-- Records to use --
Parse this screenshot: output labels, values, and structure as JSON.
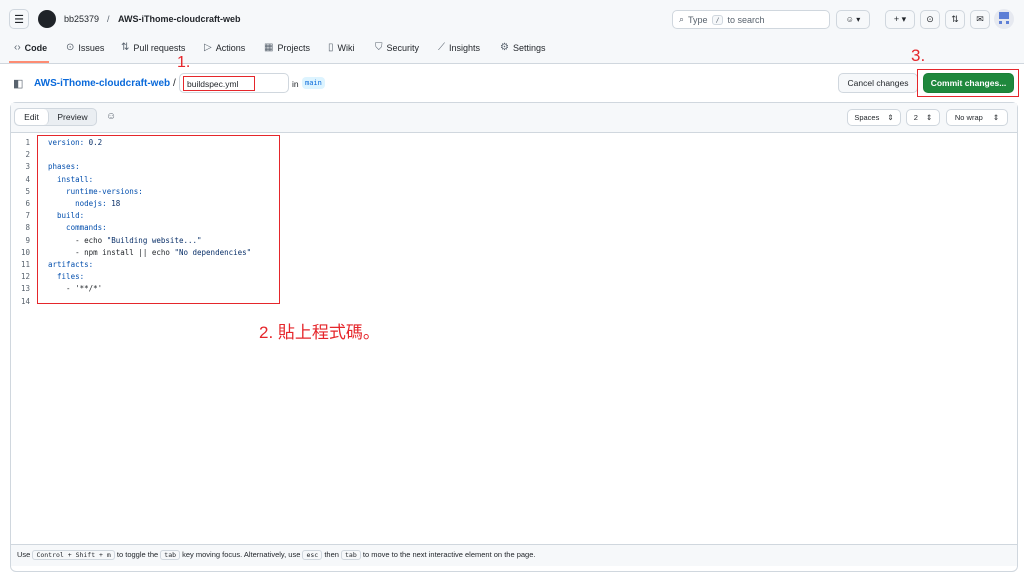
{
  "header": {
    "owner": "bb25379",
    "separator": "/",
    "repo": "AWS-iThome-cloudcraft-web",
    "search_placeholder_pre": "Type",
    "search_key": "/",
    "search_placeholder_post": "to search"
  },
  "tabs": [
    {
      "label": "Code",
      "icon": "code-icon",
      "active": true
    },
    {
      "label": "Issues",
      "icon": "issue-icon"
    },
    {
      "label": "Pull requests",
      "icon": "pull-request-icon"
    },
    {
      "label": "Actions",
      "icon": "play-icon"
    },
    {
      "label": "Projects",
      "icon": "table-icon"
    },
    {
      "label": "Wiki",
      "icon": "book-icon"
    },
    {
      "label": "Security",
      "icon": "shield-icon"
    },
    {
      "label": "Insights",
      "icon": "graph-icon"
    },
    {
      "label": "Settings",
      "icon": "gear-icon"
    }
  ],
  "file": {
    "repo": "AWS-iThome-cloudcraft-web",
    "sep": "/",
    "filename": "buildspec.yml",
    "in": "in",
    "branch": "main",
    "cancel": "Cancel changes",
    "commit": "Commit changes..."
  },
  "editor": {
    "edit": "Edit",
    "preview": "Preview",
    "indent_mode": "Spaces",
    "indent_size": "2",
    "wrap": "No wrap",
    "lines": [
      [
        "version:",
        " 0.2"
      ],
      [
        "",
        ""
      ],
      [
        "phases:",
        ""
      ],
      [
        "  install:",
        ""
      ],
      [
        "    runtime-versions:",
        ""
      ],
      [
        "      nodejs:",
        " 18"
      ],
      [
        "  build:",
        ""
      ],
      [
        "    commands:",
        ""
      ],
      [
        "      - echo ",
        "\"Building website...\""
      ],
      [
        "      - npm install || echo ",
        "\"No dependencies\""
      ],
      [
        "artifacts:",
        ""
      ],
      [
        "  files:",
        ""
      ],
      [
        "    - '**/*'",
        ""
      ],
      [
        "",
        ""
      ]
    ]
  },
  "annotations": {
    "step1": "1.",
    "step2": "2. 貼上程式碼。",
    "step3": "3."
  },
  "footer": {
    "t1": "Use",
    "k1": "Control + Shift + m",
    "t2": "to toggle the",
    "k2": "tab",
    "t3": "key moving focus. Alternatively, use",
    "k3": "esc",
    "t4": "then",
    "k4": "tab",
    "t5": "to move to the next interactive element on the page."
  },
  "colors": {
    "accent": "#1f883d",
    "link": "#0969da",
    "annotation": "#e5262b"
  }
}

-- Task objective --
Transcribe the records above exactly, omitting every picture they contain.

-- Result for this task --
Parse this screenshot: output labels, values, and structure as JSON.
{
  "header": {
    "owner": "bb25379",
    "separator": "/",
    "repo": "AWS-iThome-cloudcraft-web",
    "search_placeholder_pre": "Type",
    "search_key": "/",
    "search_placeholder_post": "to search"
  },
  "tabs": [
    {
      "label": "Code",
      "icon": "code-icon",
      "active": true
    },
    {
      "label": "Issues",
      "icon": "issue-icon"
    },
    {
      "label": "Pull requests",
      "icon": "pull-request-icon"
    },
    {
      "label": "Actions",
      "icon": "play-icon"
    },
    {
      "label": "Projects",
      "icon": "table-icon"
    },
    {
      "label": "Wiki",
      "icon": "book-icon"
    },
    {
      "label": "Security",
      "icon": "shield-icon"
    },
    {
      "label": "Insights",
      "icon": "graph-icon"
    },
    {
      "label": "Settings",
      "icon": "gear-icon"
    }
  ],
  "file": {
    "repo": "AWS-iThome-cloudcraft-web",
    "sep": "/",
    "filename": "buildspec.yml",
    "in": "in",
    "branch": "main",
    "cancel": "Cancel changes",
    "commit": "Commit changes..."
  },
  "editor": {
    "edit": "Edit",
    "preview": "Preview",
    "indent_mode": "Spaces",
    "indent_size": "2",
    "wrap": "No wrap",
    "lines": [
      [
        "version:",
        " 0.2"
      ],
      [
        "",
        ""
      ],
      [
        "phases:",
        ""
      ],
      [
        "  install:",
        ""
      ],
      [
        "    runtime-versions:",
        ""
      ],
      [
        "      nodejs:",
        " 18"
      ],
      [
        "  build:",
        ""
      ],
      [
        "    commands:",
        ""
      ],
      [
        "      - echo ",
        "\"Building website...\""
      ],
      [
        "      - npm install || echo ",
        "\"No dependencies\""
      ],
      [
        "artifacts:",
        ""
      ],
      [
        "  files:",
        ""
      ],
      [
        "    - '**/*'",
        ""
      ],
      [
        "",
        ""
      ]
    ]
  },
  "annotations": {
    "step1": "1.",
    "step2": "2. 貼上程式碼。",
    "step3": "3."
  },
  "footer": {
    "t1": "Use",
    "k1": "Control + Shift + m",
    "t2": "to toggle the",
    "k2": "tab",
    "t3": "key moving focus. Alternatively, use",
    "k3": "esc",
    "t4": "then",
    "k4": "tab",
    "t5": "to move to the next interactive element on the page."
  },
  "colors": {
    "accent": "#1f883d",
    "link": "#0969da",
    "annotation": "#e5262b"
  }
}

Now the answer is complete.